▶ **Data provided**:
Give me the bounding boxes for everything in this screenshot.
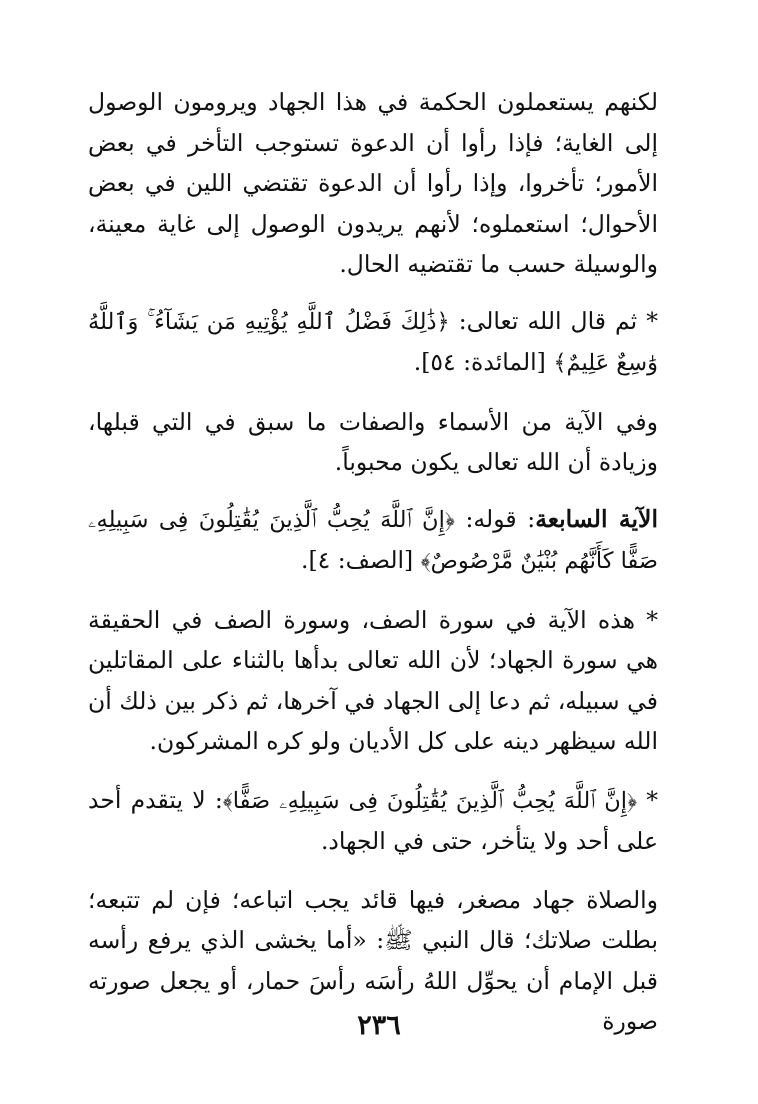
section-heading: الآية السابعة (535, 504, 658, 533)
verse-intro: * ثم قال الله تعالى: (449, 306, 658, 335)
quran-verse: ﴿ذَٰلِكَ فَضْلُ ٱللَّهِ يُؤْتِيهِ مَن يَشَآءُ ۚ وَٱللَّهُ وَٰسِعٌ عَلِيمٌ﴾ (88, 308, 658, 376)
paragraph-seventh-verse (88, 499, 658, 582)
paragraph-surah-saff: * هذه الآية في سورة الصف، وسورة الصف في الحقيقة هي سورة الجهاد؛ لأن الله تعالى بدأها بالثناء على المقاتلين في سبيله، ثم دعا إلى الجهاد في آخرها، ثم ذكر بين ذلك أن الله سيظهر دينه على كل الأديان ولو كره المشركون. (88, 605, 658, 755)
page-number: ٢٣٦ (357, 1010, 401, 1041)
verse-reference: [المائدة: ٥٤]. (413, 348, 554, 376)
paragraph-names-attributes: وفي الآية من الأسماء والصفات ما سبق في التي قبلها، وزيادة أن الله تعالى يكون محبوباً. (88, 407, 658, 476)
quran-verse: ﴿إِنَّ ٱللَّهَ يُحِبُّ ٱلَّذِينَ يُقَٰتِلُونَ فِى سَبِيلِهِۦ صَفًّا كَأَنَّهُم بُنْيَٰنٌ مَّرْصُوصٌ﴾ (88, 506, 658, 574)
paragraph-wisdom: لكنهم يستعملون الحكمة في هذا الجهاد ويرومون الوصول إلى الغاية؛ فإذا رأوا أن الدعوة تستوجب التأخر في بعض الأمور؛ تأخروا، وإذا رأوا أن الدعوة تقتضي اللين في بعض الأحوال؛ استعملوه؛ لأنهم يريدون الوصول إلى غاية معينة، والوسيلة حسب ما تقتضيه الحال. (88, 88, 658, 278)
explanation-text: : لا يتقدم أحد على أحد ولا يتأخر، حتى في الجهاد. (88, 785, 658, 855)
paragraph-verse-maidah (88, 301, 658, 384)
verse-reference: [الصف: ٤]. (301, 546, 421, 574)
paragraph-prayer: والصلاة جهاد مصغر، فيها قائد يجب اتباعه؛ فإن لم تتبعه؛ بطلت صلاتك؛ قال النبي ﷺ: «أما يخشى الذي يرفع رأسه قبل الإمام أن يحوِّل اللهُ رأسَه رأسَ حمار، أو يجعل صورته صورة (88, 885, 658, 1035)
verse-intro: : قوله: (454, 504, 536, 533)
bullet-marker: * (637, 785, 658, 814)
quran-verse: ﴿إِنَّ ٱللَّهَ يُحِبُّ ٱلَّذِينَ يُقَٰتِلُونَ فِى سَبِيلِهِۦ صَفًّا﴾ (222, 787, 637, 814)
paragraph-rows-explanation (88, 780, 658, 862)
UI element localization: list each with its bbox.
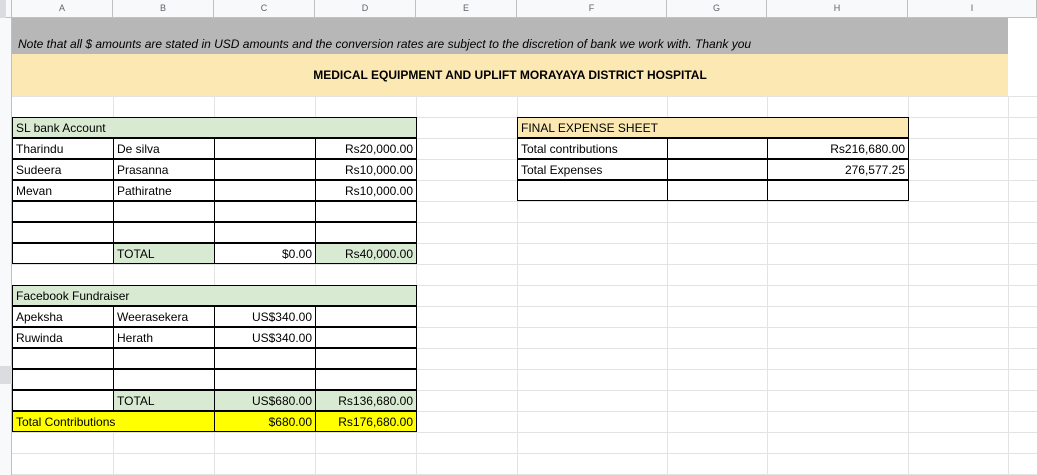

▶ **Objective**:
Count the lines above that contain the string "intro" and give only the number.

▶ **Problem solution**:
2